§ MATERIAL FOR THIS EXERCISE

╭──

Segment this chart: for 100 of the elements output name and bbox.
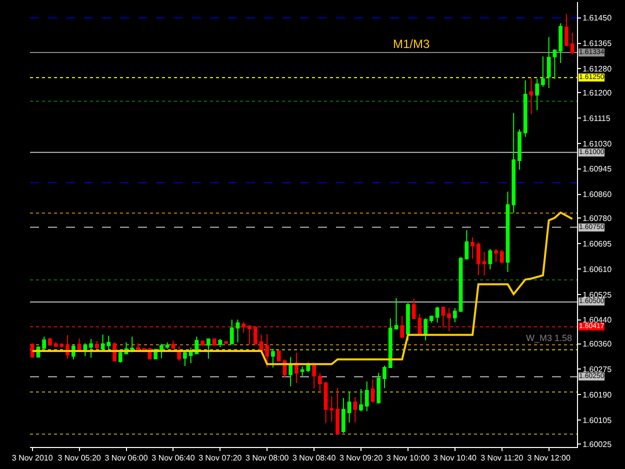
candlestick (529, 77, 534, 115)
candlestick (171, 340, 176, 350)
candlestick (200, 340, 204, 346)
x-tick-label: 3 Nov 07:20 (198, 454, 242, 463)
candlestick (406, 302, 410, 342)
candlestick (94, 340, 99, 350)
y-tick-label: 1.60945 (582, 164, 612, 174)
candlestick (136, 342, 140, 352)
candlestick (330, 396, 334, 422)
candlestick (183, 350, 187, 366)
candlestick (412, 298, 416, 320)
candlestick (118, 349, 122, 364)
candlestick (30, 342, 34, 358)
x-tick-label: 3 Nov 10:40 (433, 454, 478, 463)
candlestick (100, 334, 105, 350)
candlestick (558, 22, 562, 64)
candlestick (518, 128, 522, 170)
candlestick (259, 334, 264, 352)
y-tick-label: 1.61280 (582, 64, 612, 74)
candlestick (482, 251, 486, 276)
candlestick (535, 78, 540, 110)
y-tick-label: 1.60610 (582, 264, 612, 274)
candlestick (42, 336, 46, 350)
candlestick (276, 350, 281, 362)
x-tick-label: 3 Nov 10:00 (386, 454, 430, 463)
candlestick (506, 191, 510, 273)
candlestick (570, 32, 574, 55)
y-tick-label: 1.60360 (582, 340, 612, 349)
candlestick (236, 319, 240, 343)
candlestick (54, 342, 58, 348)
candlestick (336, 388, 340, 435)
candlestick (206, 338, 210, 360)
annotation: W_M3 1.58 (526, 333, 572, 343)
candlestick (546, 36, 551, 88)
candlestick (300, 366, 304, 376)
x-tick-label: 3 Nov 06:00 (104, 454, 148, 463)
candlestick (452, 307, 457, 323)
candlestick (494, 248, 498, 263)
candlestick (347, 392, 352, 423)
y-tick-label: 1.61365 (582, 39, 612, 48)
x-tick-label: 3 Nov 05:20 (58, 454, 102, 463)
candlestick (288, 356, 293, 387)
y-tick-label: 1.60025 (582, 440, 612, 449)
candlestick (224, 340, 228, 344)
candlestick (370, 378, 375, 404)
candlestick (523, 80, 528, 138)
candlestick (470, 236, 474, 260)
candlestick (265, 333, 270, 368)
candlestick (318, 372, 322, 394)
candlestick (476, 242, 480, 276)
y-tick-label: 1.60190 (582, 390, 612, 400)
candlestick (488, 248, 492, 270)
annotation: M1/M3 (393, 37, 430, 51)
x-tick-label: 3 Nov 12:00 (527, 454, 571, 463)
candlestick (435, 306, 440, 324)
x-tick-label: 3 Nov 09:20 (339, 454, 384, 463)
candlestick (324, 381, 328, 424)
candlestick (230, 319, 234, 345)
candlestick (312, 362, 316, 389)
candlestick (83, 342, 88, 357)
candlestick (77, 338, 82, 351)
candlestick (177, 346, 182, 362)
candlestick (218, 338, 222, 348)
candlestick (458, 256, 463, 312)
y-tick-label: 1.60275 (582, 365, 612, 374)
x-tick-label: 3 Nov 06:40 (152, 454, 196, 463)
y-tick-label: 1.60695 (582, 239, 612, 248)
candlestick (359, 388, 363, 412)
y-tick-label: 1.60525 (582, 290, 612, 300)
candlestick (552, 48, 557, 80)
line-series (31, 212, 574, 366)
y-tick-label: 1.60105 (582, 416, 612, 425)
candlestick (564, 13, 568, 48)
x-tick-label: 3 Nov 08:00 (246, 454, 290, 463)
candlestick (48, 337, 52, 346)
y-tick-label: 1.60780 (582, 214, 612, 224)
candlestick (353, 396, 358, 423)
candlestick (388, 318, 392, 369)
y-tick-label: 1.61030 (582, 139, 612, 148)
x-tick-label: 3 Nov 11:20 (480, 454, 524, 463)
y-tick-label: 1.61200 (582, 88, 612, 98)
candlestick (382, 365, 386, 389)
candlestick (364, 381, 369, 412)
candlestick (376, 372, 381, 404)
candlestick (464, 230, 469, 260)
candlestick (160, 343, 164, 359)
candlestick (89, 338, 93, 358)
candlestick (500, 249, 504, 264)
y-tick-label: 1.61450 (582, 14, 612, 23)
candlestick (512, 112, 516, 214)
candlestick (541, 56, 545, 88)
candlestick (271, 348, 275, 368)
candlestick (341, 397, 346, 434)
candlestick (106, 335, 111, 350)
x-tick-label: 3 Nov 2010 (12, 454, 54, 463)
candlestick (430, 316, 434, 324)
candlestick (424, 318, 428, 342)
candlestick (165, 342, 170, 350)
candlestick (394, 298, 398, 330)
x-tick-label: 3 Nov 08:40 (292, 454, 336, 463)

╰──

§ EXERCISE REQUIREMENTS
Rewrite the listing above as a Markdown table with the columns Row and Line, giving each line its own numbered row and skipping blank lines. Leave the pictures out.

§ FINISHED EXERCISE
| Row | Line |
|---|---|
| 1 | Segment this chart: for 100 of the elements output name and bbox. |
| 2 | candlestick (529, 77, 534, 115) |
| 3 | candlestick (171, 340, 176, 350) |
| 4 | candlestick (200, 340, 204, 346) |
| 5 | x-tick-label: 3 Nov 07:20 (198, 454, 242, 463) |
| 6 | candlestick (406, 302, 410, 342) |
| 7 | candlestick (94, 340, 99, 350) |
| 8 | y-tick-label: 1.60945 (582, 164, 612, 174) |
| 9 | candlestick (136, 342, 140, 352) |
| 10 | candlestick (330, 396, 334, 422) |
| 11 | candlestick (183, 350, 187, 366) |
| 12 | candlestick (412, 298, 416, 320) |
| 13 | candlestick (118, 349, 122, 364) |
| 14 | candlestick (30, 342, 34, 358) |
| 15 | x-tick-label: 3 Nov 10:40 (433, 454, 478, 463) |
| 16 | candlestick (100, 334, 105, 350) |
| 17 | candlestick (558, 22, 562, 64) |
| 18 | candlestick (518, 128, 522, 170) |
| 19 | candlestick (259, 334, 264, 352) |
| 20 | y-tick-label: 1.61280 (582, 64, 612, 74) |
| 21 | candlestick (482, 251, 486, 276) |
| 22 | candlestick (535, 78, 540, 110) |
| 23 | y-tick-label: 1.60610 (582, 264, 612, 274) |
| 24 | candlestick (42, 336, 46, 350) |
| 25 | candlestick (276, 350, 281, 362) |
| 26 | x-tick-label: 3 Nov 10:00 (386, 454, 430, 463) |
| 27 | candlestick (506, 191, 510, 273) |
| 28 | candlestick (570, 32, 574, 55) |
| 29 | y-tick-label: 1.60360 (582, 340, 612, 349) |
| 30 | candlestick (236, 319, 240, 343) |
| 31 | candlestick (54, 342, 58, 348) |
| 32 | candlestick (336, 388, 340, 435) |
| 33 | candlestick (206, 338, 210, 360) |
| 34 | annotation: W_M3 1.58 (526, 333, 572, 343) |
| 35 | candlestick (546, 36, 551, 88) |
| 36 | candlestick (300, 366, 304, 376) |
| 37 | x-tick-label: 3 Nov 06:00 (104, 454, 148, 463) |
| 38 | candlestick (452, 307, 457, 323) |
| 39 | candlestick (494, 248, 498, 263) |
| 40 | candlestick (347, 392, 352, 423) |
| 41 | y-tick-label: 1.61365 (582, 39, 612, 48) |
| 42 | x-tick-label: 3 Nov 05:20 (58, 454, 102, 463) |
| 43 | candlestick (288, 356, 293, 387) |
| 44 | y-tick-label: 1.60025 (582, 440, 612, 449) |
| 45 | candlestick (224, 340, 228, 344) |
| 46 | candlestick (370, 378, 375, 404) |
| 47 | candlestick (523, 80, 528, 138) |
| 48 | candlestick (470, 236, 474, 260) |
| 49 | candlestick (265, 333, 270, 368) |
| 50 | candlestick (318, 372, 322, 394) |
| 51 | candlestick (476, 242, 480, 276) |
| 52 | y-tick-label: 1.60190 (582, 390, 612, 400) |
| 53 | candlestick (488, 248, 492, 270) |
| 54 | annotation: M1/M3 (393, 37, 430, 51) |
| 55 | x-tick-label: 3 Nov 12:00 (527, 454, 571, 463) |
| 56 | candlestick (435, 306, 440, 324) |
| 57 | x-tick-label: 3 Nov 09:20 (339, 454, 384, 463) |
| 58 | candlestick (324, 381, 328, 424) |
| 59 | candlestick (230, 319, 234, 345) |
| 60 | candlestick (312, 362, 316, 389) |
| 61 | candlestick (83, 342, 88, 357) |
| 62 | candlestick (77, 338, 82, 351) |
| 63 | candlestick (177, 346, 182, 362) |
| 64 | candlestick (218, 338, 222, 348) |
| 65 | candlestick (458, 256, 463, 312) |
| 66 | y-tick-label: 1.60275 (582, 365, 612, 374) |
| 67 | x-tick-label: 3 Nov 06:40 (152, 454, 196, 463) |
| 68 | y-tick-label: 1.60695 (582, 239, 612, 248) |
| 69 | candlestick (359, 388, 363, 412) |
| 70 | y-tick-label: 1.60525 (582, 290, 612, 300) |
| 71 | candlestick (552, 48, 557, 80) |
| 72 | line-series (31, 212, 574, 366) |
| 73 | y-tick-label: 1.60105 (582, 416, 612, 425) |
| 74 | candlestick (564, 13, 568, 48) |
| 75 | x-tick-label: 3 Nov 08:00 (246, 454, 290, 463) |
| 76 | candlestick (48, 337, 52, 346) |
| 77 | y-tick-label: 1.60780 (582, 214, 612, 224) |
| 78 | candlestick (353, 396, 358, 423) |
| 79 | candlestick (388, 318, 392, 369) |
| 80 | y-tick-label: 1.61030 (582, 139, 612, 148) |
| 81 | x-tick-label: 3 Nov 11:20 (480, 454, 524, 463) |
| 82 | y-tick-label: 1.61200 (582, 88, 612, 98) |
| 83 | candlestick (382, 365, 386, 389) |
| 84 | candlestick (364, 381, 369, 412) |
| 85 | candlestick (376, 372, 381, 404) |
| 86 | candlestick (464, 230, 469, 260) |
| 87 | candlestick (160, 343, 164, 359) |
| 88 | candlestick (89, 338, 93, 358) |
| 89 | candlestick (500, 249, 504, 264) |
| 90 | y-tick-label: 1.61450 (582, 14, 612, 23) |
| 91 | candlestick (512, 112, 516, 214) |
| 92 | candlestick (541, 56, 545, 88) |
| 93 | candlestick (271, 348, 275, 368) |
| 94 | candlestick (341, 397, 346, 434) |
| 95 | candlestick (106, 335, 111, 350) |
| 96 | x-tick-label: 3 Nov 2010 (12, 454, 54, 463) |
| 97 | candlestick (430, 316, 434, 324) |
| 98 | candlestick (424, 318, 428, 342) |
| 99 | candlestick (165, 342, 170, 350) |
| 100 | candlestick (394, 298, 398, 330) |
| 101 | x-tick-label: 3 Nov 08:40 (292, 454, 336, 463) |